GIVEN REQUEST
Omit images. Retype all entries verbatim.

________

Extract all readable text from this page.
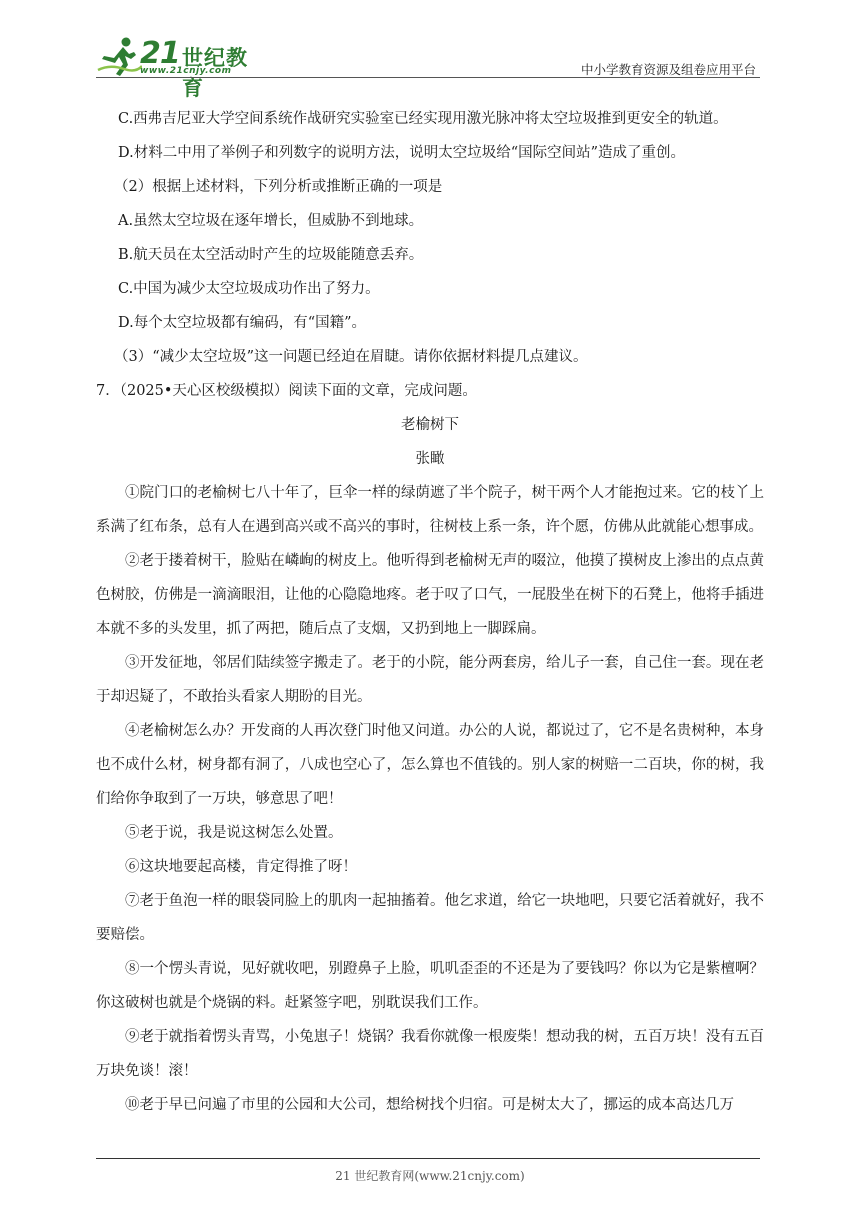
21 世纪教育
www.21cnjy.com	中小学教育资源及组卷应用平台

C.西弗吉尼亚大学空间系统作战研究实验室已经实现用激光脉冲将太空垃圾推到更安全的轨道。

D.材料二中用了举例子和列数字的说明方法，说明太空垃圾给“国际空间站”造成了重创。

（2）根据上述材料，下列分析或推断正确的一项是

A.虽然太空垃圾在逐年增长，但威胁不到地球。

B.航天员在太空活动时产生的垃圾能随意丢弃。

C.中国为减少太空垃圾成功作出了努力。

D.每个太空垃圾都有编码，有“国籍”。

（3）“减少太空垃圾”这一问题已经迫在眉睫。请你依据材料提几点建议。

7．（2025•天心区校级模拟）阅读下面的文章，完成问题。

老榆树下

张瞰

①院门口的老榆树七八十年了，巨伞一样的绿荫遮了半个院子，树干两个人才能抱过来。它的枝丫上系满了红布条，总有人在遇到高兴或不高兴的事时，往树枝上系一条，许个愿，仿佛从此就能心想事成。

②老于搂着树干，脸贴在嶙峋的树皮上。他听得到老榆树无声的啜泣，他摸了摸树皮上渗出的点点黄色树胶，仿佛是一滴滴眼泪，让他的心隐隐地疼。老于叹了口气，一屁股坐在树下的石凳上，他将手插进本就不多的头发里，抓了两把，随后点了支烟，又扔到地上一脚踩扁。

③开发征地，邻居们陆续签字搬走了。老于的小院，能分两套房，给儿子一套，自己住一套。现在老于却迟疑了，不敢抬头看家人期盼的目光。

④老榆树怎么办？开发商的人再次登门时他又问道。办公的人说，都说过了，它不是名贵树种，本身也不成什么材，树身都有洞了，八成也空心了，怎么算也不值钱的。别人家的树赔一二百块，你的树，我们给你争取到了一万块，够意思了吧！

⑤老于说，我是说这树怎么处置。

⑥这块地要起高楼，肯定得推了呀！

⑦老于鱼泡一样的眼袋同脸上的肌肉一起抽搐着。他乞求道，给它一块地吧，只要它活着就好，我不要赔偿。

⑧一个愣头青说，见好就收吧，别蹬鼻子上脸，叽叽歪歪的不还是为了要钱吗？你以为它是紫檀啊？你这破树也就是个烧锅的料。赶紧签字吧，别耽误我们工作。

⑨老于就指着愣头青骂，小兔崽子！烧锅？我看你就像一根废柴！想动我的树，五百万块！没有五百万块免谈！滚！

⑩老于早已问遍了市里的公园和大公司，想给树找个归宿。可是树太大了，挪运的成本高达几万

21 世纪教育网(www.21cnjy.com)
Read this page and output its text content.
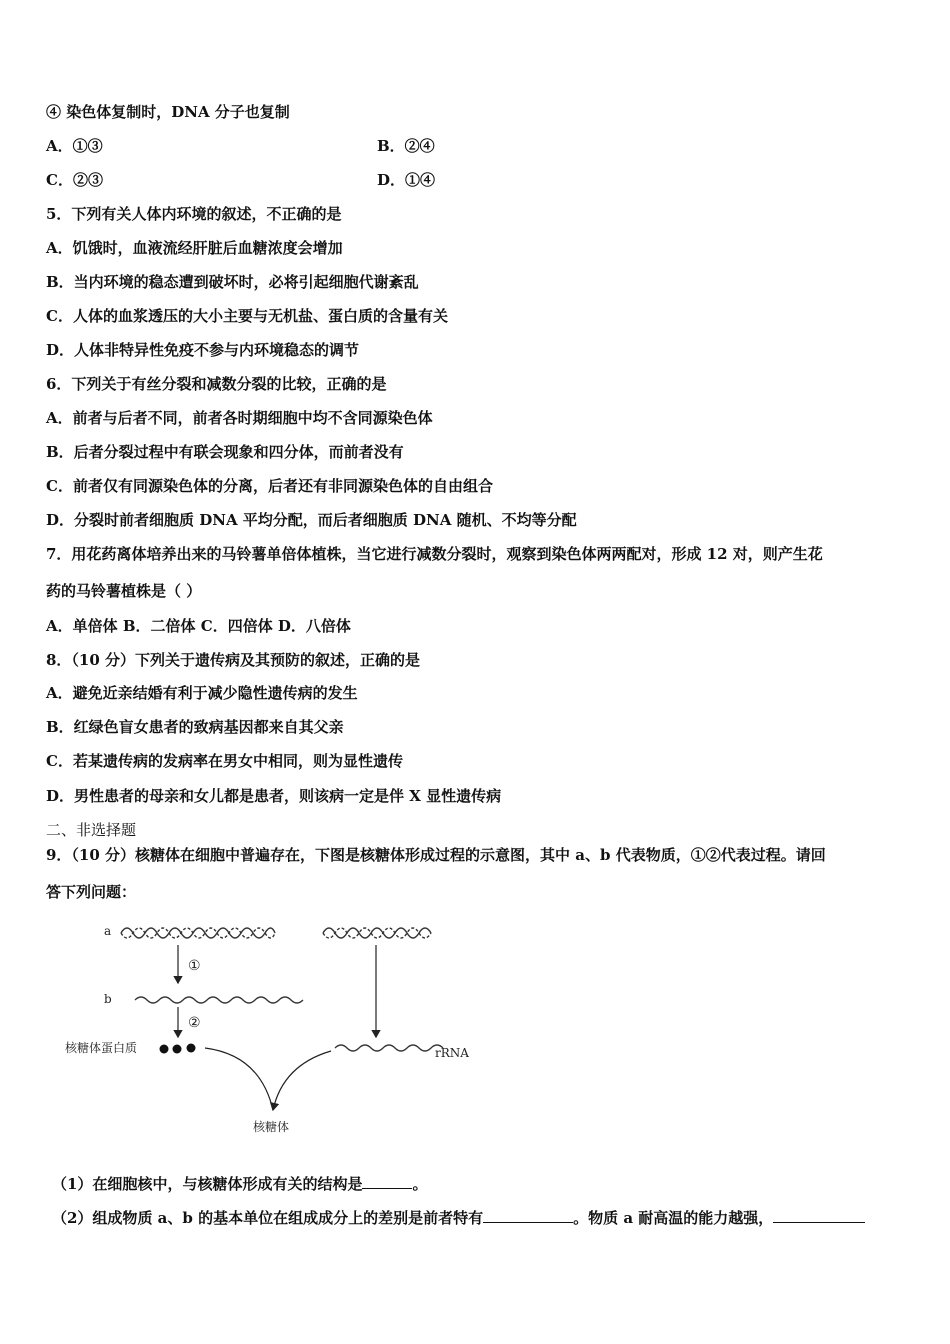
④ 染色体复制时，DNA 分子也复制
A．①③	B．②④
C．②③	D．①④
5．下列有关人体内环境的叙述，不正确的是
A．饥饿时，血液流经肝脏后血糖浓度会增加
B．当内环境的稳态遭到破坏时，必将引起细胞代谢紊乱
C．人体的血浆透压的大小主要与无机盐、蛋白质的含量有关
D．人体非特异性免疫不参与内环境稳态的调节
6．下列关于有丝分裂和减数分裂的比较，正确的是
A．前者与后者不同，前者各时期细胞中均不含同源染色体
B．后者分裂过程中有联会现象和四分体，而前者没有
C．前者仅有同源染色体的分离，后者还有非同源染色体的自由组合
D．分裂时前者细胞质 DNA 平均分配，而后者细胞质 DNA 随机、不均等分配
7．用花药离体培养出来的马铃薯单倍体植株，当它进行减数分裂时，观察到染色体两两配对，形成 12 对，则产生花
药的马铃薯植株是（ ）
A．单倍体 B．二倍体 C．四倍体 D．八倍体
8．（10 分）下列关于遗传病及其预防的叙述，正确的是
A．避免近亲结婚有利于减少隐性遗传病的发生
B．红绿色盲女患者的致病基因都来自其父亲
C．若某遗传病的发病率在男女中相同，则为显性遗传
D．男性患者的母亲和女儿都是患者，则该病一定是伴 X 显性遗传病
二、非选择题
9．（10 分）核糖体在细胞中普遍存在，下图是核糖体形成过程的示意图，其中 a、b 代表物质，①②代表过程。请回
答下列问题：
a
①
b
②
核糖体蛋白质	rRNA
核糖体
（1）在细胞核中，与核糖体形成有关的结构是	。
（2）组成物质 a、b 的基本单位在组成成分上的差别是前者特有	。物质 a 耐高温的能力越强，
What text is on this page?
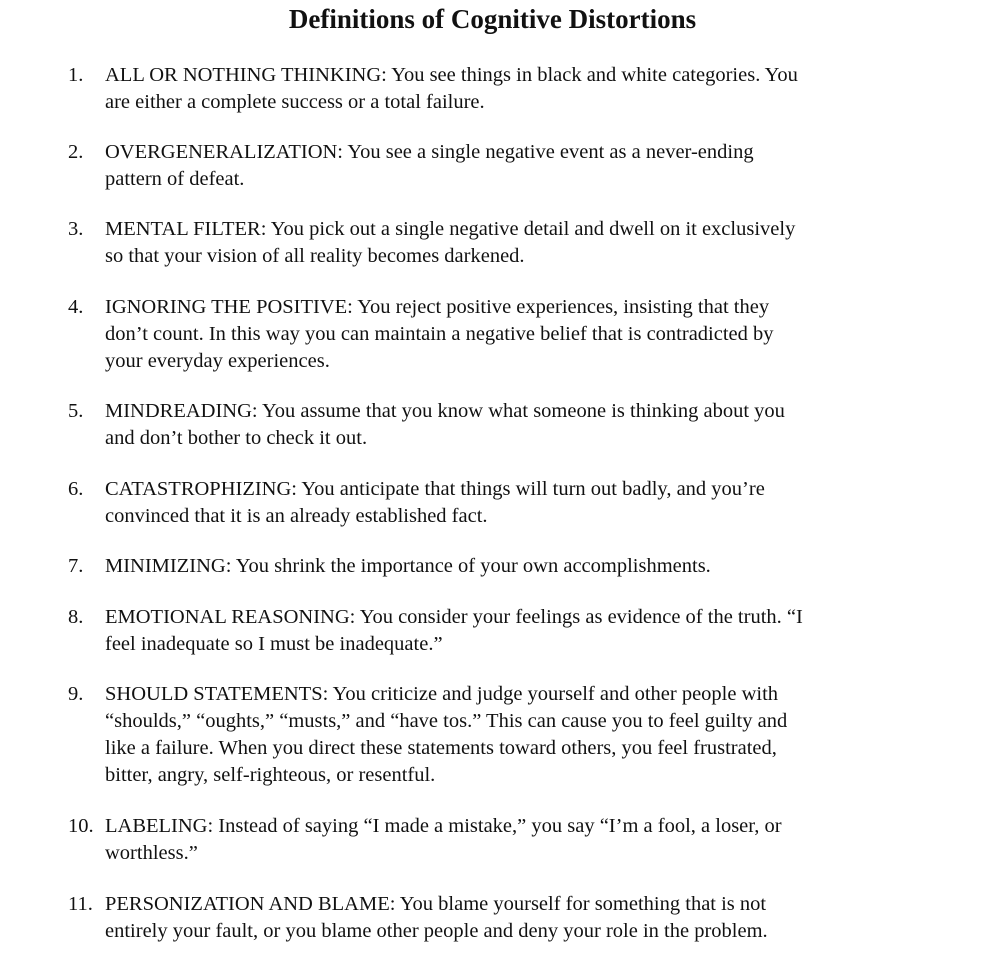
Definitions of Cognitive Distortions
1. ALL OR NOTHING THINKING: You see things in black and white categories. You
are either a complete success or a total failure.
2. OVERGENERALIZATION: You see a single negative event as a never-ending
pattern of defeat.
3. MENTAL FILTER: You pick out a single negative detail and dwell on it exclusively
so that your vision of all reality becomes darkened.
4. IGNORING THE POSITIVE: You reject positive experiences, insisting that they
don’t count. In this way you can maintain a negative belief that is contradicted by
your everyday experiences.
5. MINDREADING: You assume that you know what someone is thinking about you
and don’t bother to check it out.
6. CATASTROPHIZING: You anticipate that things will turn out badly, and you’re
convinced that it is an already established fact.
7. MINIMIZING: You shrink the importance of your own accomplishments.
8. EMOTIONAL REASONING: You consider your feelings as evidence of the truth. “I
feel inadequate so I must be inadequate.”
9. SHOULD STATEMENTS: You criticize and judge yourself and other people with
“shoulds,” “oughts,” “musts,” and “have tos.” This can cause you to feel guilty and
like a failure. When you direct these statements toward others, you feel frustrated,
bitter, angry, self-righteous, or resentful.
10. LABELING: Instead of saying “I made a mistake,” you say “I’m a fool, a loser, or
worthless.”
11. PERSONIZATION AND BLAME: You blame yourself for something that is not
entirely your fault, or you blame other people and deny your role in the problem.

________

TASK RESPONSE
Extract all readable text from this page.
21 世纪教育
www.21cnjy.com	中小学教育资源及组卷应用平台

C.西弗吉尼亚大学空间系统作战研究实验室已经实现用激光脉冲将太空垃圾推到更安全的轨道。

D.材料二中用了举例子和列数字的说明方法，说明太空垃圾给“国际空间站”造成了重创。

（2）根据上述材料，下列分析或推断正确的一项是

A.虽然太空垃圾在逐年增长，但威胁不到地球。

B.航天员在太空活动时产生的垃圾能随意丢弃。

C.中国为减少太空垃圾成功作出了努力。

D.每个太空垃圾都有编码，有“国籍”。

（3）“减少太空垃圾”这一问题已经迫在眉睫。请你依据材料提几点建议。

7．（2025•天心区校级模拟）阅读下面的文章，完成问题。

老榆树下

张瞰

①院门口的老榆树七八十年了，巨伞一样的绿荫遮了半个院子，树干两个人才能抱过来。它的枝丫上系满了红布条，总有人在遇到高兴或不高兴的事时，往树枝上系一条，许个愿，仿佛从此就能心想事成。

②老于搂着树干，脸贴在嶙峋的树皮上。他听得到老榆树无声的啜泣，他摸了摸树皮上渗出的点点黄色树胶，仿佛是一滴滴眼泪，让他的心隐隐地疼。老于叹了口气，一屁股坐在树下的石凳上，他将手插进本就不多的头发里，抓了两把，随后点了支烟，又扔到地上一脚踩扁。

③开发征地，邻居们陆续签字搬走了。老于的小院，能分两套房，给儿子一套，自己住一套。现在老于却迟疑了，不敢抬头看家人期盼的目光。

④老榆树怎么办？开发商的人再次登门时他又问道。办公的人说，都说过了，它不是名贵树种，本身也不成什么材，树身都有洞了，八成也空心了，怎么算也不值钱的。别人家的树赔一二百块，你的树，我们给你争取到了一万块，够意思了吧！

⑤老于说，我是说这树怎么处置。

⑥这块地要起高楼，肯定得推了呀！

⑦老于鱼泡一样的眼袋同脸上的肌肉一起抽搐着。他乞求道，给它一块地吧，只要它活着就好，我不要赔偿。

⑧一个愣头青说，见好就收吧，别蹬鼻子上脸，叽叽歪歪的不还是为了要钱吗？你以为它是紫檀啊？你这破树也就是个烧锅的料。赶紧签字吧，别耽误我们工作。

⑨老于就指着愣头青骂，小兔崽子！烧锅？我看你就像一根废柴！想动我的树，五百万块！没有五百万块免谈！滚！

⑩老于早已问遍了市里的公园和大公司，想给树找个归宿。可是树太大了，挪运的成本高达几万

21 世纪教育网(www.21cnjy.com)
Read this page and output its text content.
④ 染色体复制时，DNA 分子也复制
A．①③	B．②④
C．②③	D．①④
5．下列有关人体内环境的叙述，不正确的是
A．饥饿时，血液流经肝脏后血糖浓度会增加
B．当内环境的稳态遭到破坏时，必将引起细胞代谢紊乱
C．人体的血浆透压的大小主要与无机盐、蛋白质的含量有关
D．人体非特异性免疫不参与内环境稳态的调节
6．下列关于有丝分裂和减数分裂的比较，正确的是
A．前者与后者不同，前者各时期细胞中均不含同源染色体
B．后者分裂过程中有联会现象和四分体，而前者没有
C．前者仅有同源染色体的分离，后者还有非同源染色体的自由组合
D．分裂时前者细胞质 DNA 平均分配，而后者细胞质 DNA 随机、不均等分配
7．用花药离体培养出来的马铃薯单倍体植株，当它进行减数分裂时，观察到染色体两两配对，形成 12 对，则产生花
药的马铃薯植株是（ ）
A．单倍体 B．二倍体 C．四倍体 D．八倍体
8．（10 分）下列关于遗传病及其预防的叙述，正确的是
A．避免近亲结婚有利于减少隐性遗传病的发生
B．红绿色盲女患者的致病基因都来自其父亲
C．若某遗传病的发病率在男女中相同，则为显性遗传
D．男性患者的母亲和女儿都是患者，则该病一定是伴 X 显性遗传病
二、非选择题
9．（10 分）核糖体在细胞中普遍存在，下图是核糖体形成过程的示意图，其中 a、b 代表物质，①②代表过程。请回
答下列问题：
a
①
b
②
核糖体蛋白质	rRNA
核糖体
（1）在细胞核中，与核糖体形成有关的结构是	。
（2）组成物质 a、b 的基本单位在组成成分上的差别是前者特有	。物质 a 耐高温的能力越强，
What text is on this page?
Definitions of Cognitive Distortions
1. ALL OR NOTHING THINKING: You see things in black and white categories. You
are either a complete success or a total failure.
2. OVERGENERALIZATION: You see a single negative event as a never-ending
pattern of defeat.
3. MENTAL FILTER: You pick out a single negative detail and dwell on it exclusively
so that your vision of all reality becomes darkened.
4. IGNORING THE POSITIVE: You reject positive experiences, insisting that they
don’t count. In this way you can maintain a negative belief that is contradicted by
your everyday experiences.
5. MINDREADING: You assume that you know what someone is thinking about you
and don’t bother to check it out.
6. CATASTROPHIZING: You anticipate that things will turn out badly, and you’re
convinced that it is an already established fact.
7. MINIMIZING: You shrink the importance of your own accomplishments.
8. EMOTIONAL REASONING: You consider your feelings as evidence of the truth. “I
feel inadequate so I must be inadequate.”
9. SHOULD STATEMENTS: You criticize and judge yourself and other people with
“shoulds,” “oughts,” “musts,” and “have tos.” This can cause you to feel guilty and
like a failure. When you direct these statements toward others, you feel frustrated,
bitter, angry, self-righteous, or resentful.
10. LABELING: Instead of saying “I made a mistake,” you say “I’m a fool, a loser, or
worthless.”
11. PERSONIZATION AND BLAME: You blame yourself for something that is not
entirely your fault, or you blame other people and deny your role in the problem.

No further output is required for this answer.